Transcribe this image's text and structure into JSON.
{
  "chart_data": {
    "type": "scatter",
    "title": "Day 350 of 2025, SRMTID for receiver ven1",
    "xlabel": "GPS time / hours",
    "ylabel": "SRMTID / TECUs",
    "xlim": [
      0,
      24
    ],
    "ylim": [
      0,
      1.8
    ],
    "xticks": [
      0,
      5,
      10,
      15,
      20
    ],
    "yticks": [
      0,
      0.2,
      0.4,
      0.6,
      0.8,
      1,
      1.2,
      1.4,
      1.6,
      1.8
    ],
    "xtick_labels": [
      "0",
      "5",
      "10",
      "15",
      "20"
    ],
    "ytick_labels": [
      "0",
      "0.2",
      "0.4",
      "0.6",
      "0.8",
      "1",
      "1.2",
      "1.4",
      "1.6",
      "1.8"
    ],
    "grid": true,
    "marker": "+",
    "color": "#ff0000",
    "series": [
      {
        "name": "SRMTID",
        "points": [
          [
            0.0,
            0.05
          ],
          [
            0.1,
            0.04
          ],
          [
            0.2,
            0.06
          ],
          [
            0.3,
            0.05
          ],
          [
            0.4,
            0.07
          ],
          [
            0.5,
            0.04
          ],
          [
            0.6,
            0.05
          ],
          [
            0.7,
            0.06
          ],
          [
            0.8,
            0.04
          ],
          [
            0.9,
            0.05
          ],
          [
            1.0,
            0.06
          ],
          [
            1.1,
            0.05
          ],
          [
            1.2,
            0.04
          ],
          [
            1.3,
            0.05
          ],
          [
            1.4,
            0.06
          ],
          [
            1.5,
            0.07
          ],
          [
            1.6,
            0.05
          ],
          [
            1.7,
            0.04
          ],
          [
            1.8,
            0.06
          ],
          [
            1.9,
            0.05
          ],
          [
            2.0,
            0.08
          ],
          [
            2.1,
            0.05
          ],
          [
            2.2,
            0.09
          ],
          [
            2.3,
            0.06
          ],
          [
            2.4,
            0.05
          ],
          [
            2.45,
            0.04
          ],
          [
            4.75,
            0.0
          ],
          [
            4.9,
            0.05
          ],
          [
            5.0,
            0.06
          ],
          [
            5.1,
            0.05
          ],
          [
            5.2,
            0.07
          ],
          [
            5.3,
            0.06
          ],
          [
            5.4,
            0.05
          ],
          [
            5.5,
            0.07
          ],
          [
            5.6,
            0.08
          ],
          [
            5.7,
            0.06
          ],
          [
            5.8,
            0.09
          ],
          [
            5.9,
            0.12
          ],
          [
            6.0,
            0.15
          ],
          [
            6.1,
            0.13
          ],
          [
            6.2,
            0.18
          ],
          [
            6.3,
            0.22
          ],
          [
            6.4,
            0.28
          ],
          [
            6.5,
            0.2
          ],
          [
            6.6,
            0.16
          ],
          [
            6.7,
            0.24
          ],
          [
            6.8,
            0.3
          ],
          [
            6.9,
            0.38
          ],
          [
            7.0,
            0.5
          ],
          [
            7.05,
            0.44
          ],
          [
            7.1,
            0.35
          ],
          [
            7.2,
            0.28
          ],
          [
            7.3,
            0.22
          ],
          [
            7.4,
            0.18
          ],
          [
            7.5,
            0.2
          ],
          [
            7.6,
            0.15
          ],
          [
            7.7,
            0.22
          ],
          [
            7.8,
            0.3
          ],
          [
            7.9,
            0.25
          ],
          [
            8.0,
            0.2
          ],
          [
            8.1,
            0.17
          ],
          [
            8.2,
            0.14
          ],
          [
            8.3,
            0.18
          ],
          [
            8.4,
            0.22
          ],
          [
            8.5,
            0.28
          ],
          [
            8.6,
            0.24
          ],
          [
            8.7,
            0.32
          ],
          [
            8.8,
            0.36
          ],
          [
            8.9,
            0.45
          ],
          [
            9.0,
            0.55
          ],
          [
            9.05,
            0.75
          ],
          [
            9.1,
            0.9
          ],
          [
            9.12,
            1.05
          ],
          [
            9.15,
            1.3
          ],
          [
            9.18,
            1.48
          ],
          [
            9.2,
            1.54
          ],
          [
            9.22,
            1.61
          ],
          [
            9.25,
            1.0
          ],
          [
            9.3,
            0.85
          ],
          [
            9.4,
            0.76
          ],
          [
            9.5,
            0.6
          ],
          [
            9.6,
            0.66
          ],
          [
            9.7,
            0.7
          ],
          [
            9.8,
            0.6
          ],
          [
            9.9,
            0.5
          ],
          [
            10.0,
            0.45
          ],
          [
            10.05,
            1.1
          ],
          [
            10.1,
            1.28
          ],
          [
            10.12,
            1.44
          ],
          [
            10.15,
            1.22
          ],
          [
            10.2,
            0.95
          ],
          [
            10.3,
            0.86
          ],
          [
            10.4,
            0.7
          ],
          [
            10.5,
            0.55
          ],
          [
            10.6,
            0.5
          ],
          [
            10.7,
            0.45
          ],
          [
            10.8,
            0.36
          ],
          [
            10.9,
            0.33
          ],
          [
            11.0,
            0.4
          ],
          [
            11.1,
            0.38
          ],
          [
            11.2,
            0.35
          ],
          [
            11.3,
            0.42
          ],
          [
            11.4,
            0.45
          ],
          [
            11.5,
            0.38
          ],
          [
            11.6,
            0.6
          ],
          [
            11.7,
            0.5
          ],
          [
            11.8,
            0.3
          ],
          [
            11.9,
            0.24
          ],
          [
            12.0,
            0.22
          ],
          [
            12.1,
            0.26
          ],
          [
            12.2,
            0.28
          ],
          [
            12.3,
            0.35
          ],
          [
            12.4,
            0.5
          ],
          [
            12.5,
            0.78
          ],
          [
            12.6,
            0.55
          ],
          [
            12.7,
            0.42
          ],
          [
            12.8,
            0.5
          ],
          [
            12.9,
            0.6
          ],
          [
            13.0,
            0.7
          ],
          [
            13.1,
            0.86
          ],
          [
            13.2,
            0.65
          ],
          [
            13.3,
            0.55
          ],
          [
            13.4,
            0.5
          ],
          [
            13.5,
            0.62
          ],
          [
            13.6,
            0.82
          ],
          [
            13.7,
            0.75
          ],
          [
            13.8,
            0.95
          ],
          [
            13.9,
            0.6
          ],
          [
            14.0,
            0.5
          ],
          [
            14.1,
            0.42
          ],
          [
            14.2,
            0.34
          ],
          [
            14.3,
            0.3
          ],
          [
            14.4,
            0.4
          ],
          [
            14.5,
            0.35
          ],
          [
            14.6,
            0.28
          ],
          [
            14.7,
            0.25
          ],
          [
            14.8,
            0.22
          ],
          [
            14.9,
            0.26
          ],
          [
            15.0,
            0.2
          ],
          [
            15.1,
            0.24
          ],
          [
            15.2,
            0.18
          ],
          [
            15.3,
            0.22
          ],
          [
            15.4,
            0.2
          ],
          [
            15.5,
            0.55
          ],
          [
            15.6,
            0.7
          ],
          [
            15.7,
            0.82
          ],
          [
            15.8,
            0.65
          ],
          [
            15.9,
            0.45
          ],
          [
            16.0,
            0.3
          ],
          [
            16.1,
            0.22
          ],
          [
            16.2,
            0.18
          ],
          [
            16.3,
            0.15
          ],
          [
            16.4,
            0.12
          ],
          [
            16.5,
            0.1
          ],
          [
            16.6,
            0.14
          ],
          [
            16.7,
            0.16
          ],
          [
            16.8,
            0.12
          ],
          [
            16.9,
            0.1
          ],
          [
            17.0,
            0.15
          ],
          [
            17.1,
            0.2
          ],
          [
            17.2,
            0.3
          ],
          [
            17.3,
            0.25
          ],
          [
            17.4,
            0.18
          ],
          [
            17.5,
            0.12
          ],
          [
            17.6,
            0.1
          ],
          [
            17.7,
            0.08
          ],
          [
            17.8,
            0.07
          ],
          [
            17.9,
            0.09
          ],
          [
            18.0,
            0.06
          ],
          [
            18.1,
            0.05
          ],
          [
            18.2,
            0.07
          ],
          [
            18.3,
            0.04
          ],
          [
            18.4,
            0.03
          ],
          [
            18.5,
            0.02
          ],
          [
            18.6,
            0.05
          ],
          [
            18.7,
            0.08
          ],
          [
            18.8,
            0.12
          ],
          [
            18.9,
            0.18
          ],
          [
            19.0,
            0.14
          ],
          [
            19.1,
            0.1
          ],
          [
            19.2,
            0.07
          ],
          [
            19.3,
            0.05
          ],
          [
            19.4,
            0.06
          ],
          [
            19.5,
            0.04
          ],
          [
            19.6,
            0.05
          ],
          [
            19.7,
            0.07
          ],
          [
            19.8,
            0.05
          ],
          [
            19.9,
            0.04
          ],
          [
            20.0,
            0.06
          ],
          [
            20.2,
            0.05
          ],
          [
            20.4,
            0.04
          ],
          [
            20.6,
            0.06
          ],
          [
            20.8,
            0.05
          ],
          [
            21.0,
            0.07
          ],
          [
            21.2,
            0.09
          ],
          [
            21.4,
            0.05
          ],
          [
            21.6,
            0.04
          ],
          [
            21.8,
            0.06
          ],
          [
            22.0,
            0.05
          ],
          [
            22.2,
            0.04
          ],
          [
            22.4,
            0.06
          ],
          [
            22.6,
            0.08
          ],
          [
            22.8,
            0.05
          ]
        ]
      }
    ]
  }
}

**PROBLEM TO WORK ON**
Find every line that has "SRMTID" in it, then return those lines.

**RESULT OF THIS TASK**
    "title": "Day 350 of 2025, SRMTID for receiver ven1",
    "ylabel": "SRMTID / TECUs",
        "name": "SRMTID",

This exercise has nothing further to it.